-- TASK TO CARRY OUT --
Transcribe the material in full. Nothing should differ except that the pictures are left out.

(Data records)
# # # # #
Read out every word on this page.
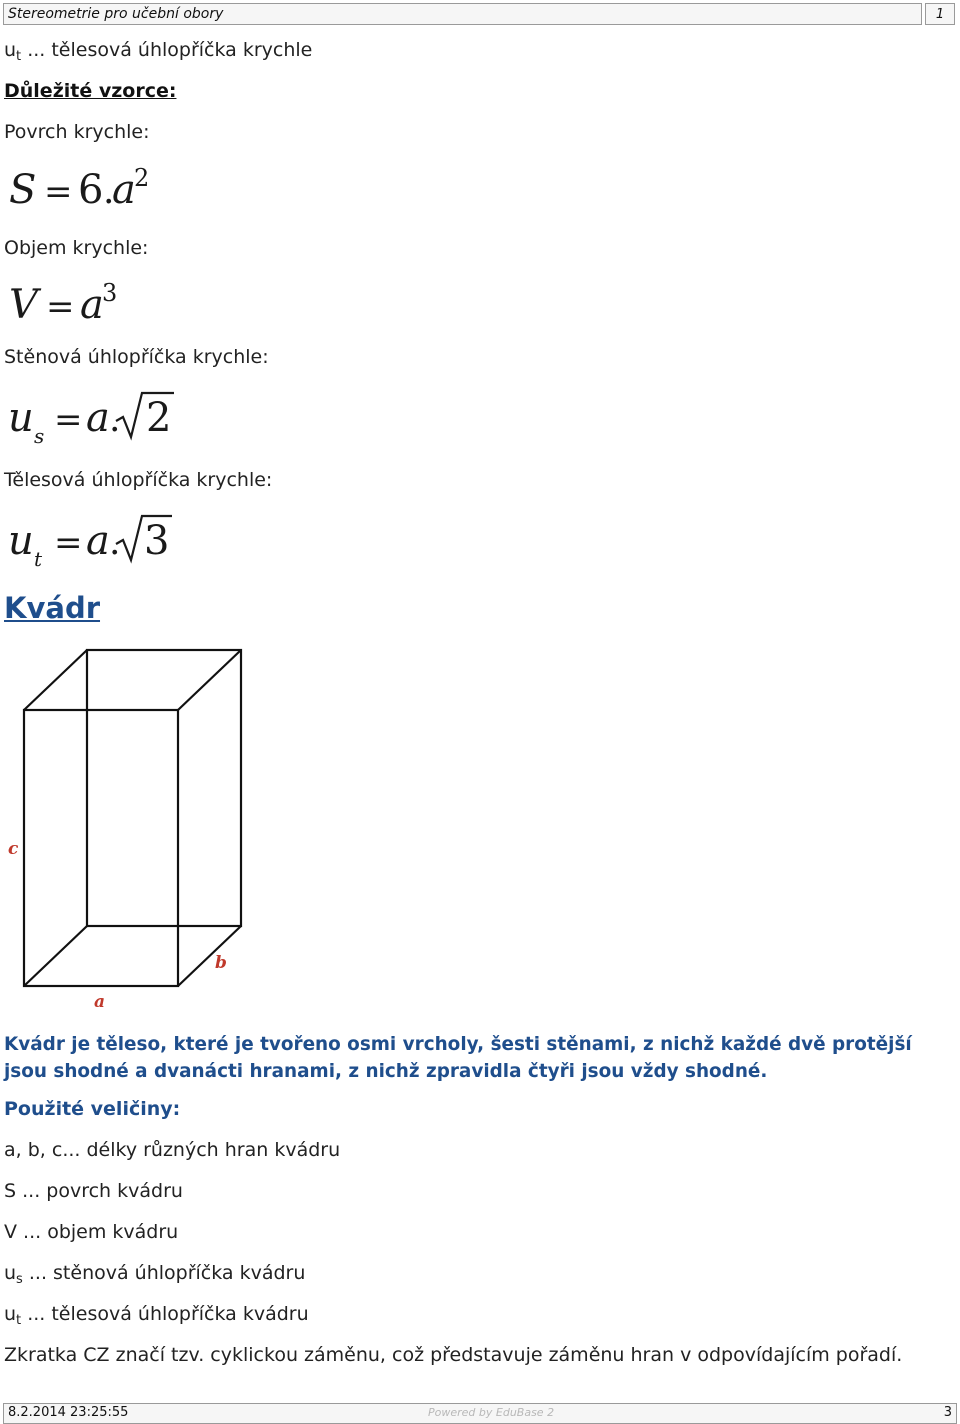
Stereometrie pro učební obory	1
$u_t$ ... tělesová úhlopříčka krychle
Důležité vzorce:
Povrch krychle:
S = 6 .
a
2
Objem krychle:
V = a
3
Stěnová úhlopříčka krychle:
u s = a . 2
Tělesová úhlopříčka krychle:
u t = a . 3
Kvádr
c
b
a
Kvádr je těleso, které je tvořeno osmi vrcholy, šesti stěnami, z nichž každé dvě protější jsou shodné a dvanácti hranami, z nichž zpravidla čtyři jsou vždy shodné.
Použité veličiny:
a, b, c... délky různých hran kvádru
S ... povrch kvádru
V ... objem kvádru
$u_s$ ... stěnová úhlopříčka kvádru
$u_t$ ... tělesová úhlopříčka kvádru
Zkratka CZ značí tzv. cyklickou záměnu, což představuje záměnu hran v odpovídajícím pořadí.
8.2.2014 23:25:55	Powered by EduBase 2	3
# # # # #
-- REPLY TO THE EXERCISE --
Read out every word on this page.
Stereometrie pro učební obory	1
$u_t$ ... tělesová úhlopříčka krychle
Důležité vzorce:
Povrch krychle:
S = 6 .
a
2
Objem krychle:
V = a
3
Stěnová úhlopříčka krychle:
u s = a . 2
Tělesová úhlopříčka krychle:
u t = a . 3
Kvádr
c
b
a
Kvádr je těleso, které je tvořeno osmi vrcholy, šesti stěnami, z nichž každé dvě protější jsou shodné a dvanácti hranami, z nichž zpravidla čtyři jsou vždy shodné.
Použité veličiny:
a, b, c... délky různých hran kvádru
S ... povrch kvádru
V ... objem kvádru
$u_s$ ... stěnová úhlopříčka kvádru
$u_t$ ... tělesová úhlopříčka kvádru
Zkratka CZ značí tzv. cyklickou záměnu, což představuje záměnu hran v odpovídajícím pořadí.
8.2.2014 23:25:55	Powered by EduBase 2	3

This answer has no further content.